> [WHAT TO WORK ON]:
The expected response is the entire set of entries, copied exactly.
STORED DATA section start
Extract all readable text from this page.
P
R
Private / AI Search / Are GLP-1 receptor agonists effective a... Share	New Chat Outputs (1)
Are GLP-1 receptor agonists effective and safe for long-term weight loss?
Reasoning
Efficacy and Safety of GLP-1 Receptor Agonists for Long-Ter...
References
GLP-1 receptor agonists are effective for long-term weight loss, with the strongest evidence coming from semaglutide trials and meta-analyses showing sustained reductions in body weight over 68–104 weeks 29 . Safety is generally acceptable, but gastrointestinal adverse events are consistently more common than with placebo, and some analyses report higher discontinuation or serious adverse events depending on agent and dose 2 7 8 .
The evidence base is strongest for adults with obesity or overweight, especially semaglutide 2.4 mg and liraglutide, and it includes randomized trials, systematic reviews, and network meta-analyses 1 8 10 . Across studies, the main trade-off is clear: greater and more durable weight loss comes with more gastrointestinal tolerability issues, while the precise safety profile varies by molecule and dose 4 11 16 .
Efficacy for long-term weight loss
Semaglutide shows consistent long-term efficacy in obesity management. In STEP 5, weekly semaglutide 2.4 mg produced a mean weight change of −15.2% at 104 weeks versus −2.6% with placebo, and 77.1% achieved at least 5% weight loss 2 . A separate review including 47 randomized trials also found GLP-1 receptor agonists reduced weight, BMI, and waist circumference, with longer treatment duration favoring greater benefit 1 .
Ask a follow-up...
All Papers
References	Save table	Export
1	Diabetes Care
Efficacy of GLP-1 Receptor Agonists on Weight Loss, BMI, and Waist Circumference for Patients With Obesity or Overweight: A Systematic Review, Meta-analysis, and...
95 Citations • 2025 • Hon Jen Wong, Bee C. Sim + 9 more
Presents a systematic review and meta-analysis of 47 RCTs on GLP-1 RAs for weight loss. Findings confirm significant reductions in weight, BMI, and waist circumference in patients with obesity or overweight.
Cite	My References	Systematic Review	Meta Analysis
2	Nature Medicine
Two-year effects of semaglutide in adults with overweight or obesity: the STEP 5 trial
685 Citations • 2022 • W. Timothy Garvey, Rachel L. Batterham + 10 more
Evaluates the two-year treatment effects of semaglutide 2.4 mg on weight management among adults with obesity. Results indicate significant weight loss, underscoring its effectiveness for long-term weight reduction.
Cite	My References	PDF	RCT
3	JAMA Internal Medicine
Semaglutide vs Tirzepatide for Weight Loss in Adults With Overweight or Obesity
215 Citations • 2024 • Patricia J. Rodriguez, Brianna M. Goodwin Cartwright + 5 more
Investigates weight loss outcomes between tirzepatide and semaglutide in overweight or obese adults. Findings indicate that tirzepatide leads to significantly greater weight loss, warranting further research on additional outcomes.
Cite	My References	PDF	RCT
STORED DATA section end
> [ANSWER TO THIS TASK]:
Extract all readable text from this page.
P
R
Private / AI Search / Are GLP-1 receptor agonists effective a... Share	New Chat Outputs (1)
Are GLP-1 receptor agonists effective and safe for long-term weight loss?
Reasoning
Efficacy and Safety of GLP-1 Receptor Agonists for Long-Ter...
References
GLP-1 receptor agonists are effective for long-term weight loss, with the strongest evidence coming from semaglutide trials and meta-analyses showing sustained reductions in body weight over 68–104 weeks 29 . Safety is generally acceptable, but gastrointestinal adverse events are consistently more common than with placebo, and some analyses report higher discontinuation or serious adverse events depending on agent and dose 2 7 8 .
The evidence base is strongest for adults with obesity or overweight, especially semaglutide 2.4 mg and liraglutide, and it includes randomized trials, systematic reviews, and network meta-analyses 1 8 10 . Across studies, the main trade-off is clear: greater and more durable weight loss comes with more gastrointestinal tolerability issues, while the precise safety profile varies by molecule and dose 4 11 16 .
Efficacy for long-term weight loss
Semaglutide shows consistent long-term efficacy in obesity management. In STEP 5, weekly semaglutide 2.4 mg produced a mean weight change of −15.2% at 104 weeks versus −2.6% with placebo, and 77.1% achieved at least 5% weight loss 2 . A separate review including 47 randomized trials also found GLP-1 receptor agonists reduced weight, BMI, and waist circumference, with longer treatment duration favoring greater benefit 1 .
Ask a follow-up...
All Papers
References	Save table	Export
1	Diabetes Care
Efficacy of GLP-1 Receptor Agonists on Weight Loss, BMI, and Waist Circumference for Patients With Obesity or Overweight: A Systematic Review, Meta-analysis, and...
95 Citations • 2025 • Hon Jen Wong, Bee C. Sim + 9 more
Presents a systematic review and meta-analysis of 47 RCTs on GLP-1 RAs for weight loss. Findings confirm significant reductions in weight, BMI, and waist circumference in patients with obesity or overweight.
Cite	My References	Systematic Review	Meta Analysis
2	Nature Medicine
Two-year effects of semaglutide in adults with overweight or obesity: the STEP 5 trial
685 Citations • 2022 • W. Timothy Garvey, Rachel L. Batterham + 10 more
Evaluates the two-year treatment effects of semaglutide 2.4 mg on weight management among adults with obesity. Results indicate significant weight loss, underscoring its effectiveness for long-term weight reduction.
Cite	My References	PDF	RCT
3	JAMA Internal Medicine
Semaglutide vs Tirzepatide for Weight Loss in Adults With Overweight or Obesity
215 Citations • 2024 • Patricia J. Rodriguez, Brianna M. Goodwin Cartwright + 5 more
Investigates weight loss outcomes between tirzepatide and semaglutide in overweight or obese adults. Findings indicate that tirzepatide leads to significantly greater weight loss, warranting further research on additional outcomes.
Cite	My References	PDF	RCT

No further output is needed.